## What to work on:
Below are entries. Pull out all lines containing "content".

## Extracted data entries:
* * * * *

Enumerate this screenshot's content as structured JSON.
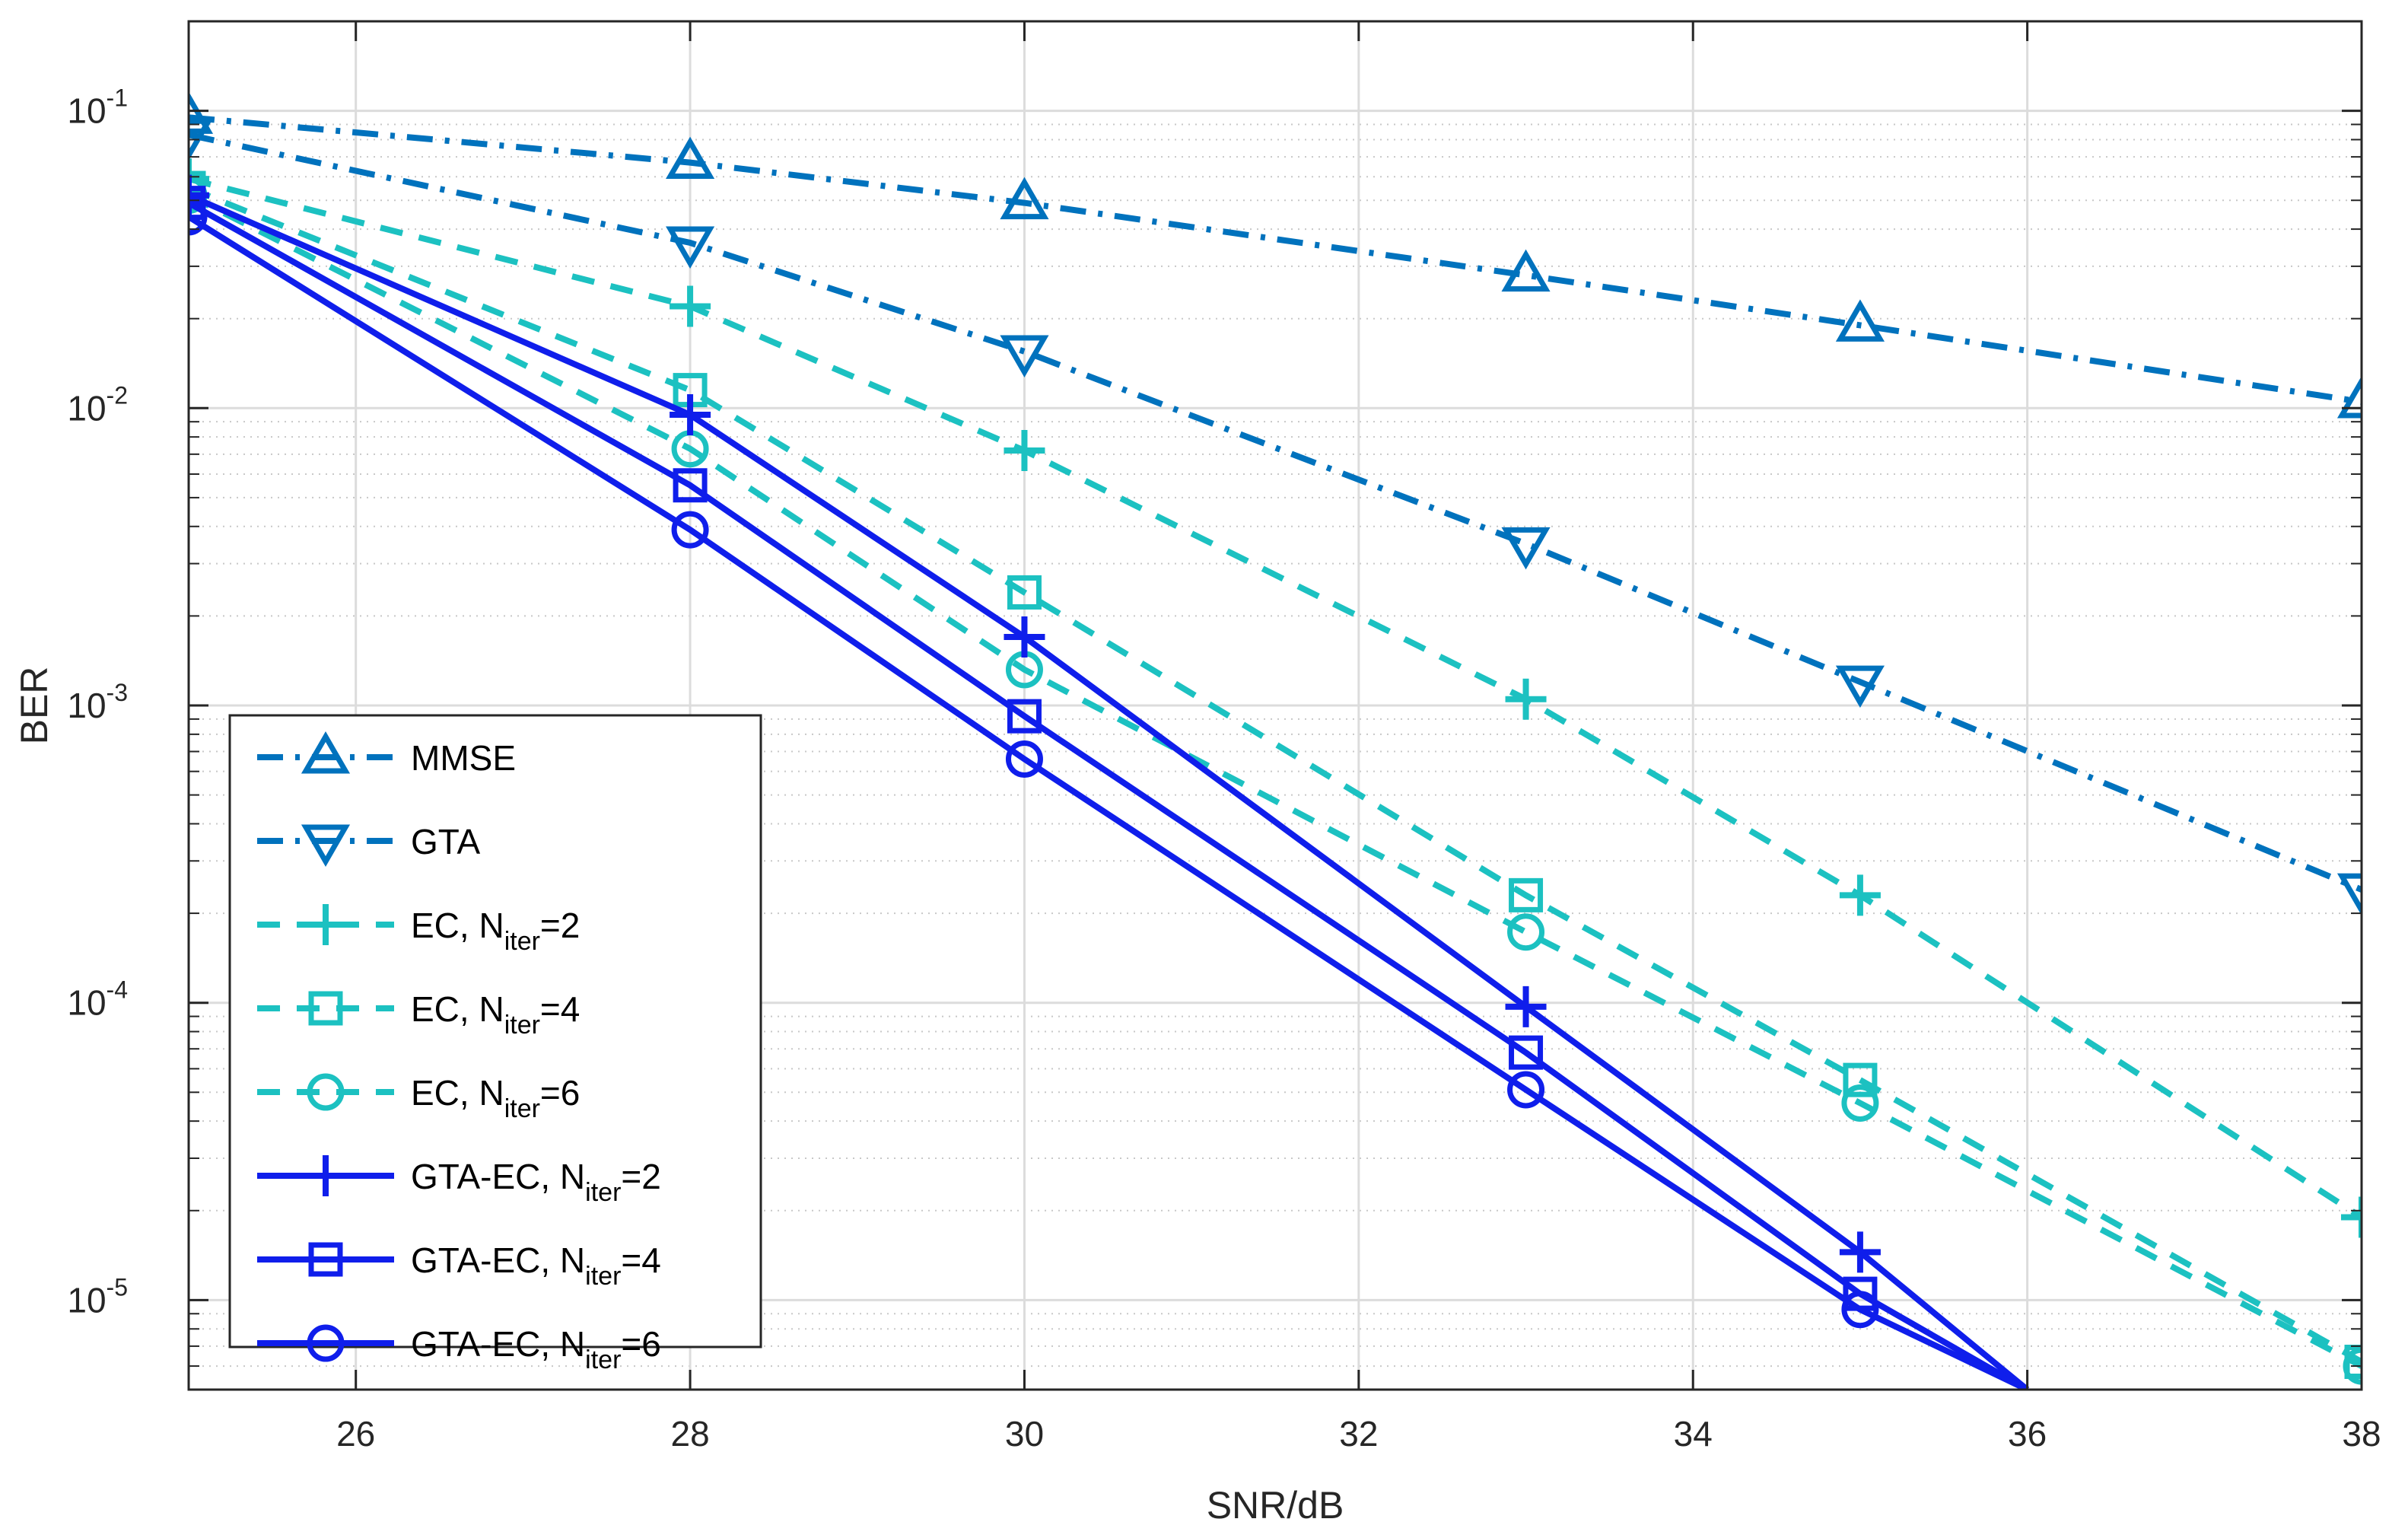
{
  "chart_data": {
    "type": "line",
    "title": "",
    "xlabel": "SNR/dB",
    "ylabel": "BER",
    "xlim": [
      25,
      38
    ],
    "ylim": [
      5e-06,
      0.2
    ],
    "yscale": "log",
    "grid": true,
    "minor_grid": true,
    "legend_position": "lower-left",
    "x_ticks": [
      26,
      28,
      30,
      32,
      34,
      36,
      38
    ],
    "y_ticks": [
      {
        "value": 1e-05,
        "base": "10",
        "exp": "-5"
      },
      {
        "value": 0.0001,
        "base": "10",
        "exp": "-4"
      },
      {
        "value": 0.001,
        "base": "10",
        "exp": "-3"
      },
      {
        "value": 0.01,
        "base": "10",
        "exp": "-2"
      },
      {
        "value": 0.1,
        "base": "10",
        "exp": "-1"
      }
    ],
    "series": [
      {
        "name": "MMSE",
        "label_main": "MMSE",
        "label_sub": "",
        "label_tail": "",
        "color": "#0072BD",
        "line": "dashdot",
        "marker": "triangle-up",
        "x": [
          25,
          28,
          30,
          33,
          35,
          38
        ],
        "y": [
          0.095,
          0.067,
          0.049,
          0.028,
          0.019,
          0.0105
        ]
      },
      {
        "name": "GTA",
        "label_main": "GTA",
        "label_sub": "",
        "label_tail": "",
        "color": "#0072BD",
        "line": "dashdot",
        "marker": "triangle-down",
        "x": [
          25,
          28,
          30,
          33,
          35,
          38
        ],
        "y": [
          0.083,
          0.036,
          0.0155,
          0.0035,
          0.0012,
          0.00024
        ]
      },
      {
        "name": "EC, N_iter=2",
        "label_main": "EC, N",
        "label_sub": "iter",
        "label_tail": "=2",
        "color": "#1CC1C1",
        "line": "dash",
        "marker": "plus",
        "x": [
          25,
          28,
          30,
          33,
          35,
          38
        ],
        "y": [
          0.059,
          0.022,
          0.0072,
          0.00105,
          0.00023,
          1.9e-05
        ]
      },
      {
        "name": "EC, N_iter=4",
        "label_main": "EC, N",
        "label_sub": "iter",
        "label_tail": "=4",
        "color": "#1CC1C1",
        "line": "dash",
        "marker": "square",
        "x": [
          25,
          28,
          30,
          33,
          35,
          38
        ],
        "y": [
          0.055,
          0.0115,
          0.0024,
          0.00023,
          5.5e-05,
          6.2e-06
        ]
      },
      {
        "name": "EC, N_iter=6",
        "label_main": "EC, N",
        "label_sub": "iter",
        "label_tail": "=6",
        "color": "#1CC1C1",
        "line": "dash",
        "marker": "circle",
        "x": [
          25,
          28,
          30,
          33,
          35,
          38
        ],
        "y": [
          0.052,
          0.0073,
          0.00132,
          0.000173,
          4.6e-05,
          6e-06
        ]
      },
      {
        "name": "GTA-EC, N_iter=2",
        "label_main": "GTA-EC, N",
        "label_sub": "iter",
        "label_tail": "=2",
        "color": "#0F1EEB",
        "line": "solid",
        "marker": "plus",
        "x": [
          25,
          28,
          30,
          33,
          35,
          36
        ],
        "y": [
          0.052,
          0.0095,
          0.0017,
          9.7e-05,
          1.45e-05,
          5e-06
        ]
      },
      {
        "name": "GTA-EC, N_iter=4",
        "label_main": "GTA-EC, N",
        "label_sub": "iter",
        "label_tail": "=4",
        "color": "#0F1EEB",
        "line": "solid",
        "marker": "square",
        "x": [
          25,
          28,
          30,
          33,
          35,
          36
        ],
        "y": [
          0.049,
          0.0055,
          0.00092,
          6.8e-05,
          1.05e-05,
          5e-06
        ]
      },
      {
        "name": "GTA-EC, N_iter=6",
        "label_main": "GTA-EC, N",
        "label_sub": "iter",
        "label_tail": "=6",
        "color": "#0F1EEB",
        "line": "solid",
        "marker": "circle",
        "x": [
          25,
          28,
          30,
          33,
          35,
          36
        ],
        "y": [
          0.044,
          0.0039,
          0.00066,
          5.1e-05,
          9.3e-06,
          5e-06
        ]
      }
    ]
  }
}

* * * * *

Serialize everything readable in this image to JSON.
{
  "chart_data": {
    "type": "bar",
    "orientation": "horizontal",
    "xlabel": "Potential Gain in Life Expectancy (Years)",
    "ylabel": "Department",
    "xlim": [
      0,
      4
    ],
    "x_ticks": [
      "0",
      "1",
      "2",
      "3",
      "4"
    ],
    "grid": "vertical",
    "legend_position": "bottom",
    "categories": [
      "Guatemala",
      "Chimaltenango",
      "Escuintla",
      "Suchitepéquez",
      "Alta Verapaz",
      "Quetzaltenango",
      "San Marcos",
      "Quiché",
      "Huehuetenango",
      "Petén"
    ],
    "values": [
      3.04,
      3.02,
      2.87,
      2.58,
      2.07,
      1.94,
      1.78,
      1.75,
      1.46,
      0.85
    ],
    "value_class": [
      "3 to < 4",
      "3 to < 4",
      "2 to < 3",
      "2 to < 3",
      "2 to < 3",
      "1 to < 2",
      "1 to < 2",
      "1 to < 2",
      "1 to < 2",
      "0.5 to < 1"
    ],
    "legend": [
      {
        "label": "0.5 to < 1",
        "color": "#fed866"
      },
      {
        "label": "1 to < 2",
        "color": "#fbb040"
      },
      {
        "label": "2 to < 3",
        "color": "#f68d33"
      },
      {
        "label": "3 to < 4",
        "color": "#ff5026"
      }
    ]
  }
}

* * * * *

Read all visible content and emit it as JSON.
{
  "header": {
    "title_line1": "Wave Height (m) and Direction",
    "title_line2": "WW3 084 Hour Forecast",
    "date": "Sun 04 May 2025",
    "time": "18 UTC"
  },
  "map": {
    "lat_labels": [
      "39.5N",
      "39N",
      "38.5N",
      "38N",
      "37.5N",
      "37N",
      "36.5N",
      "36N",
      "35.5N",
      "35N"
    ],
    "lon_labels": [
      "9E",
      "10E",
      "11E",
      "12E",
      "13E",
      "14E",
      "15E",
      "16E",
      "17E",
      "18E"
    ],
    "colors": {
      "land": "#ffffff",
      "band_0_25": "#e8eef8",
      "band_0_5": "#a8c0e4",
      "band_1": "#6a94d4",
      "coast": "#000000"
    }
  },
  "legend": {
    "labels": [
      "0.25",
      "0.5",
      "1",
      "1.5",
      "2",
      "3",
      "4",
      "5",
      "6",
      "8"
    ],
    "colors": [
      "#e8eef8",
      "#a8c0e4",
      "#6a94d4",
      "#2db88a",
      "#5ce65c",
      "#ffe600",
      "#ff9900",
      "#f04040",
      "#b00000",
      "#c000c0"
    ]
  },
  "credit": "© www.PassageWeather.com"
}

* * * * *

## Final answer:
Enumerate this screenshot's content as structured JSON.
Read all visible content and emit it as JSON.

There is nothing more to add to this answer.